*EXERCISE PROMPT*: Output all of the entries exactly as written.

──────────────────────────────

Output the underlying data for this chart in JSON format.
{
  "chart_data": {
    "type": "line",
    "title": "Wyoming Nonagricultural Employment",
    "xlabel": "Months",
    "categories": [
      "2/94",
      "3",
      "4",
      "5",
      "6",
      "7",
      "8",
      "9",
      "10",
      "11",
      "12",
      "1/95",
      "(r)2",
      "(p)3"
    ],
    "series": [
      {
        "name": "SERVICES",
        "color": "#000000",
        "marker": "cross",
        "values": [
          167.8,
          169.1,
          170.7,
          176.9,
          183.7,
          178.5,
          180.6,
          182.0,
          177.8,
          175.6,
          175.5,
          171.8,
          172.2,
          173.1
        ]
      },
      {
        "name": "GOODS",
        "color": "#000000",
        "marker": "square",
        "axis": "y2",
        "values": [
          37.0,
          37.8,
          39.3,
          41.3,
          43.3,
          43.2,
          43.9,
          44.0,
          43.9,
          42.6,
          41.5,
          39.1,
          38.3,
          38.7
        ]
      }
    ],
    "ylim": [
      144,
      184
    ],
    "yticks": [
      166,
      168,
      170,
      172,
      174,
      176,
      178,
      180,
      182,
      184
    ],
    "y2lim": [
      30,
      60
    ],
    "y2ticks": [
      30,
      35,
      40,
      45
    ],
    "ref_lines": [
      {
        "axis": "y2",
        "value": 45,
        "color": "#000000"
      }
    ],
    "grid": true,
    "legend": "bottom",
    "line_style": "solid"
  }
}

──────────────────────────────

*SOLUTION FOR THIS PROBLEM*:
Output the underlying data for this chart in JSON format.
{
  "chart_data": {
    "type": "line",
    "title": "Wyoming Nonagricultural Employment",
    "xlabel": "Months",
    "categories": [
      "2/94",
      "3",
      "4",
      "5",
      "6",
      "7",
      "8",
      "9",
      "10",
      "11",
      "12",
      "1/95",
      "(r)2",
      "(p)3"
    ],
    "series": [
      {
        "name": "SERVICES",
        "color": "#000000",
        "marker": "cross",
        "values": [
          167.8,
          169.1,
          170.7,
          176.9,
          183.7,
          178.5,
          180.6,
          182.0,
          177.8,
          175.6,
          175.5,
          171.8,
          172.2,
          173.1
        ]
      },
      {
        "name": "GOODS",
        "color": "#000000",
        "marker": "square",
        "axis": "y2",
        "values": [
          37.0,
          37.8,
          39.3,
          41.3,
          43.3,
          43.2,
          43.9,
          44.0,
          43.9,
          42.6,
          41.5,
          39.1,
          38.3,
          38.7
        ]
      }
    ],
    "ylim": [
      144,
      184
    ],
    "yticks": [
      166,
      168,
      170,
      172,
      174,
      176,
      178,
      180,
      182,
      184
    ],
    "y2lim": [
      30,
      60
    ],
    "y2ticks": [
      30,
      35,
      40,
      45
    ],
    "ref_lines": [
      {
        "axis": "y2",
        "value": 45,
        "color": "#000000"
      }
    ],
    "grid": true,
    "legend": "bottom",
    "line_style": "solid"
  }
}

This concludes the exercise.